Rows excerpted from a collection

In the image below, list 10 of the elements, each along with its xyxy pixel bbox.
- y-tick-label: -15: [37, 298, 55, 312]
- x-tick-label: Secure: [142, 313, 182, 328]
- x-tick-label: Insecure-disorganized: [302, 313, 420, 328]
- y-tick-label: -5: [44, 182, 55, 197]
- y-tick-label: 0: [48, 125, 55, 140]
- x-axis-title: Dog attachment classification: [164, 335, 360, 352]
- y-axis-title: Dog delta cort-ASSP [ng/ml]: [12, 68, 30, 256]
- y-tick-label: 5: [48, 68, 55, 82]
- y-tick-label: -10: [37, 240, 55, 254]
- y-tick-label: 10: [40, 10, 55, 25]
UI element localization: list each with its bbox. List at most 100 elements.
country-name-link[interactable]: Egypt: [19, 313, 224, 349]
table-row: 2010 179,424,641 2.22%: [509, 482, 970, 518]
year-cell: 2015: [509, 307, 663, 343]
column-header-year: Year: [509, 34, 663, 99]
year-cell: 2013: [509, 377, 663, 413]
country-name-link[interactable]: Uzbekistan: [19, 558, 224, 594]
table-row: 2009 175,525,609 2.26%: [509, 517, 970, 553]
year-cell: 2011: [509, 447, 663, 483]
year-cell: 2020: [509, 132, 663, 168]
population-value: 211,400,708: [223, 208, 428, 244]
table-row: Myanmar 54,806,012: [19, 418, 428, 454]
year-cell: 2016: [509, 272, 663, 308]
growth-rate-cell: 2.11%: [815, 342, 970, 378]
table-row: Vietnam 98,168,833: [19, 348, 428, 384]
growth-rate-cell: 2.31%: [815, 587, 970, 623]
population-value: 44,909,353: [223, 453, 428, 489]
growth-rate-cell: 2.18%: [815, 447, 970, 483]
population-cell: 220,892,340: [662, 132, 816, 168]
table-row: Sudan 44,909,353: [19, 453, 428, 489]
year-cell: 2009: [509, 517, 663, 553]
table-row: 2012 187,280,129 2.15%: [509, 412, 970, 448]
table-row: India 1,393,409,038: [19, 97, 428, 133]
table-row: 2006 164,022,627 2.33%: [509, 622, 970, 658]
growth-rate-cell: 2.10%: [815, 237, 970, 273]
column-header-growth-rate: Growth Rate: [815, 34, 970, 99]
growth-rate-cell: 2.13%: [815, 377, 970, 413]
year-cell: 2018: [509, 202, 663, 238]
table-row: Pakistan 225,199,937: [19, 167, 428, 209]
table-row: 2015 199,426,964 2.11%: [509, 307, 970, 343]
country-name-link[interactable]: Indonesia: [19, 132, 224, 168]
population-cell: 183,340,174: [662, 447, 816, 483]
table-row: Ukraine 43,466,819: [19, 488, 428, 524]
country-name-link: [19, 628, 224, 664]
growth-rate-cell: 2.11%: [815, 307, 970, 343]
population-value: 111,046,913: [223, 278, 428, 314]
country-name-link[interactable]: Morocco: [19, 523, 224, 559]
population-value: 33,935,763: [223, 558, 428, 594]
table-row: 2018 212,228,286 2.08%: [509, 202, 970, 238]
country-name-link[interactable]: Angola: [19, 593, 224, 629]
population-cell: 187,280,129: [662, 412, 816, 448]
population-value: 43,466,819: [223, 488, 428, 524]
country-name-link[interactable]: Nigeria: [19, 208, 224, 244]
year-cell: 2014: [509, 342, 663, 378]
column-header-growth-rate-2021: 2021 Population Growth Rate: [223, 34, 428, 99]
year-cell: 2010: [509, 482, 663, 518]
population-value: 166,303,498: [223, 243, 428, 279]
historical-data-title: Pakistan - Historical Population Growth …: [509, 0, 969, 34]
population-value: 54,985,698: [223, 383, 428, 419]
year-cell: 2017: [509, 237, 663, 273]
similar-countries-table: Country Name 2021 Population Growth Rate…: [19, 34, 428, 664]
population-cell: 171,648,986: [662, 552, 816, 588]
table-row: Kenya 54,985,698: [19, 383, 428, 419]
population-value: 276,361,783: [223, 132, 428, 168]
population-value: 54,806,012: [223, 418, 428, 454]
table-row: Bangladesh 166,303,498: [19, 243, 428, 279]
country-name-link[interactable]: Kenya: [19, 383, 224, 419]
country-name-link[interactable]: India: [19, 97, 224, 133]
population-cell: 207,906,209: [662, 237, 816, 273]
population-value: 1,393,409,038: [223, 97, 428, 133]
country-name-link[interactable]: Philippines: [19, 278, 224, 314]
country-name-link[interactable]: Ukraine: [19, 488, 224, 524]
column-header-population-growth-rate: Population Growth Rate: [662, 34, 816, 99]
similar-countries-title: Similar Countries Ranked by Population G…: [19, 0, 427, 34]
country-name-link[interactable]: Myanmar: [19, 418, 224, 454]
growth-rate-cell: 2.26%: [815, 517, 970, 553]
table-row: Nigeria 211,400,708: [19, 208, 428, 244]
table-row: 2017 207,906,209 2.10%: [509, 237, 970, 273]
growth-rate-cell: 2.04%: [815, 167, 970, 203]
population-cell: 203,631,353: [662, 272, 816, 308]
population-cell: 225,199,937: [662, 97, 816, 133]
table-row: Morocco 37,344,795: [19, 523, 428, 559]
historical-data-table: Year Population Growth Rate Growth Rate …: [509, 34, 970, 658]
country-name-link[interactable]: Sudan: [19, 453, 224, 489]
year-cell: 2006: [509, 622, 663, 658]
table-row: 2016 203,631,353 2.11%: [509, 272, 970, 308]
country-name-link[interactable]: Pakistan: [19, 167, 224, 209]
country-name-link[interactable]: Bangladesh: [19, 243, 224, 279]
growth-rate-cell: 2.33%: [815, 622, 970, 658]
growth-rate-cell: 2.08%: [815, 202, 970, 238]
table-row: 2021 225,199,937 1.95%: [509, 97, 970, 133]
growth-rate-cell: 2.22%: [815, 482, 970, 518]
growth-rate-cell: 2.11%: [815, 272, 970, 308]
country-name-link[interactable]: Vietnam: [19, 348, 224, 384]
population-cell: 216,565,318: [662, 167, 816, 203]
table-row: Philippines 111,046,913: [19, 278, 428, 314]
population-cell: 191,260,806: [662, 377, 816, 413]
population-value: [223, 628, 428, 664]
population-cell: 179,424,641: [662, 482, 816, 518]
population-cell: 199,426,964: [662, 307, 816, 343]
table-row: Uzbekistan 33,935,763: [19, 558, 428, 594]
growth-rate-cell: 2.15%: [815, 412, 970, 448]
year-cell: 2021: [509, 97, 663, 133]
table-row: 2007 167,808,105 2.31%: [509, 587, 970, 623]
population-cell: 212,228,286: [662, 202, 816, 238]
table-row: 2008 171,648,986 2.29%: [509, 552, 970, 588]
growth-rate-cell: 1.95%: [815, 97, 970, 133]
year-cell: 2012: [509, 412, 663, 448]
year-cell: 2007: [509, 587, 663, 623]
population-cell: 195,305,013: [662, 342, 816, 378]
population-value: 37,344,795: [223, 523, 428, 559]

> [WHAT THE EXERCISE ASKS]: Copy out every one of the rows above, character for character.

> [RESULT FOR THIS TASK]:
In the image below, list 10 of the elements, each along with its xyxy pixel bbox.
- y-tick-label: -15: [37, 298, 55, 312]
- x-tick-label: Secure: [142, 313, 182, 328]
- x-tick-label: Insecure-disorganized: [302, 313, 420, 328]
- y-tick-label: -5: [44, 182, 55, 197]
- y-tick-label: 0: [48, 125, 55, 140]
- x-axis-title: Dog attachment classification: [164, 335, 360, 352]
- y-axis-title: Dog delta cort-ASSP [ng/ml]: [12, 68, 30, 256]
- y-tick-label: 5: [48, 68, 55, 82]
- y-tick-label: -10: [37, 240, 55, 254]
- y-tick-label: 10: [40, 10, 55, 25]
UI element localization: list each with its bbox. List at most 100 elements.
country-name-link[interactable]: Egypt: [19, 313, 224, 349]
table-row: 2010 179,424,641 2.22%: [509, 482, 970, 518]
year-cell: 2015: [509, 307, 663, 343]
column-header-year: Year: [509, 34, 663, 99]
year-cell: 2013: [509, 377, 663, 413]
country-name-link[interactable]: Uzbekistan: [19, 558, 224, 594]
table-row: 2009 175,525,609 2.26%: [509, 517, 970, 553]
year-cell: 2011: [509, 447, 663, 483]
year-cell: 2020: [509, 132, 663, 168]
population-value: 211,400,708: [223, 208, 428, 244]
table-row: Myanmar 54,806,012: [19, 418, 428, 454]
year-cell: 2016: [509, 272, 663, 308]
growth-rate-cell: 2.11%: [815, 342, 970, 378]
table-row: Vietnam 98,168,833: [19, 348, 428, 384]
growth-rate-cell: 2.31%: [815, 587, 970, 623]
population-value: 44,909,353: [223, 453, 428, 489]
growth-rate-cell: 2.18%: [815, 447, 970, 483]
population-cell: 220,892,340: [662, 132, 816, 168]
table-row: Sudan 44,909,353: [19, 453, 428, 489]
year-cell: 2009: [509, 517, 663, 553]
table-row: 2012 187,280,129 2.15%: [509, 412, 970, 448]
table-row: India 1,393,409,038: [19, 97, 428, 133]
table-row: 2006 164,022,627 2.33%: [509, 622, 970, 658]
growth-rate-cell: 2.10%: [815, 237, 970, 273]
column-header-growth-rate: Growth Rate: [815, 34, 970, 99]
growth-rate-cell: 2.13%: [815, 377, 970, 413]
year-cell: 2018: [509, 202, 663, 238]
table-row: Pakistan 225,199,937: [19, 167, 428, 209]
table-row: 2015 199,426,964 2.11%: [509, 307, 970, 343]
country-name-link[interactable]: Indonesia: [19, 132, 224, 168]
population-cell: 183,340,174: [662, 447, 816, 483]
table-row: Ukraine 43,466,819: [19, 488, 428, 524]
country-name-link: [19, 628, 224, 664]
growth-rate-cell: 2.11%: [815, 307, 970, 343]
population-value: 111,046,913: [223, 278, 428, 314]
country-name-link[interactable]: Morocco: [19, 523, 224, 559]
population-value: 33,935,763: [223, 558, 428, 594]
table-row: 2018 212,228,286 2.08%: [509, 202, 970, 238]
country-name-link[interactable]: Angola: [19, 593, 224, 629]
population-cell: 187,280,129: [662, 412, 816, 448]
population-value: 43,466,819: [223, 488, 428, 524]
country-name-link[interactable]: Nigeria: [19, 208, 224, 244]
year-cell: 2014: [509, 342, 663, 378]
column-header-growth-rate-2021: 2021 Population Growth Rate: [223, 34, 428, 99]
year-cell: 2010: [509, 482, 663, 518]
population-value: 166,303,498: [223, 243, 428, 279]
historical-data-title: Pakistan - Historical Population Growth …: [509, 0, 969, 34]
population-value: 54,985,698: [223, 383, 428, 419]
year-cell: 2017: [509, 237, 663, 273]
similar-countries-table: Country Name 2021 Population Growth Rate…: [19, 34, 428, 664]
population-cell: 171,648,986: [662, 552, 816, 588]
table-row: Kenya 54,985,698: [19, 383, 428, 419]
population-value: 276,361,783: [223, 132, 428, 168]
population-value: 54,806,012: [223, 418, 428, 454]
table-row: Bangladesh 166,303,498: [19, 243, 428, 279]
country-name-link[interactable]: Kenya: [19, 383, 224, 419]
country-name-link[interactable]: India: [19, 97, 224, 133]
population-cell: 207,906,209: [662, 237, 816, 273]
population-value: 1,393,409,038: [223, 97, 428, 133]
country-name-link[interactable]: Philippines: [19, 278, 224, 314]
country-name-link[interactable]: Ukraine: [19, 488, 224, 524]
column-header-population-growth-rate: Population Growth Rate: [662, 34, 816, 99]
similar-countries-title: Similar Countries Ranked by Population G…: [19, 0, 427, 34]
country-name-link[interactable]: Myanmar: [19, 418, 224, 454]
growth-rate-cell: 2.26%: [815, 517, 970, 553]
table-row: Nigeria 211,400,708: [19, 208, 428, 244]
table-row: 2017 207,906,209 2.10%: [509, 237, 970, 273]
growth-rate-cell: 2.04%: [815, 167, 970, 203]
population-cell: 203,631,353: [662, 272, 816, 308]
population-cell: 225,199,937: [662, 97, 816, 133]
table-row: Morocco 37,344,795: [19, 523, 428, 559]
historical-data-table: Year Population Growth Rate Growth Rate …: [509, 34, 970, 658]
country-name-link[interactable]: Sudan: [19, 453, 224, 489]
year-cell: 2006: [509, 622, 663, 658]
table-row: 2016 203,631,353 2.11%: [509, 272, 970, 308]
country-name-link[interactable]: Pakistan: [19, 167, 224, 209]
country-name-link[interactable]: Bangladesh: [19, 243, 224, 279]
growth-rate-cell: 2.33%: [815, 622, 970, 658]
growth-rate-cell: 2.08%: [815, 202, 970, 238]
table-row: 2021 225,199,937 1.95%: [509, 97, 970, 133]
growth-rate-cell: 2.22%: [815, 482, 970, 518]
growth-rate-cell: 2.11%: [815, 272, 970, 308]
country-name-link[interactable]: Vietnam: [19, 348, 224, 384]
population-cell: 216,565,318: [662, 167, 816, 203]
table-row: Philippines 111,046,913: [19, 278, 428, 314]
population-cell: 191,260,806: [662, 377, 816, 413]
population-value: [223, 628, 428, 664]
population-cell: 179,424,641: [662, 482, 816, 518]
population-cell: 199,426,964: [662, 307, 816, 343]
table-row: Uzbekistan 33,935,763: [19, 558, 428, 594]
growth-rate-cell: 2.15%: [815, 412, 970, 448]
year-cell: 2021: [509, 97, 663, 133]
table-row: 2007 167,808,105 2.31%: [509, 587, 970, 623]
population-cell: 212,228,286: [662, 202, 816, 238]
table-row: 2008 171,648,986 2.29%: [509, 552, 970, 588]
growth-rate-cell: 1.95%: [815, 97, 970, 133]
year-cell: 2012: [509, 412, 663, 448]
year-cell: 2007: [509, 587, 663, 623]
population-cell: 195,305,013: [662, 342, 816, 378]
population-value: 37,344,795: [223, 523, 428, 559]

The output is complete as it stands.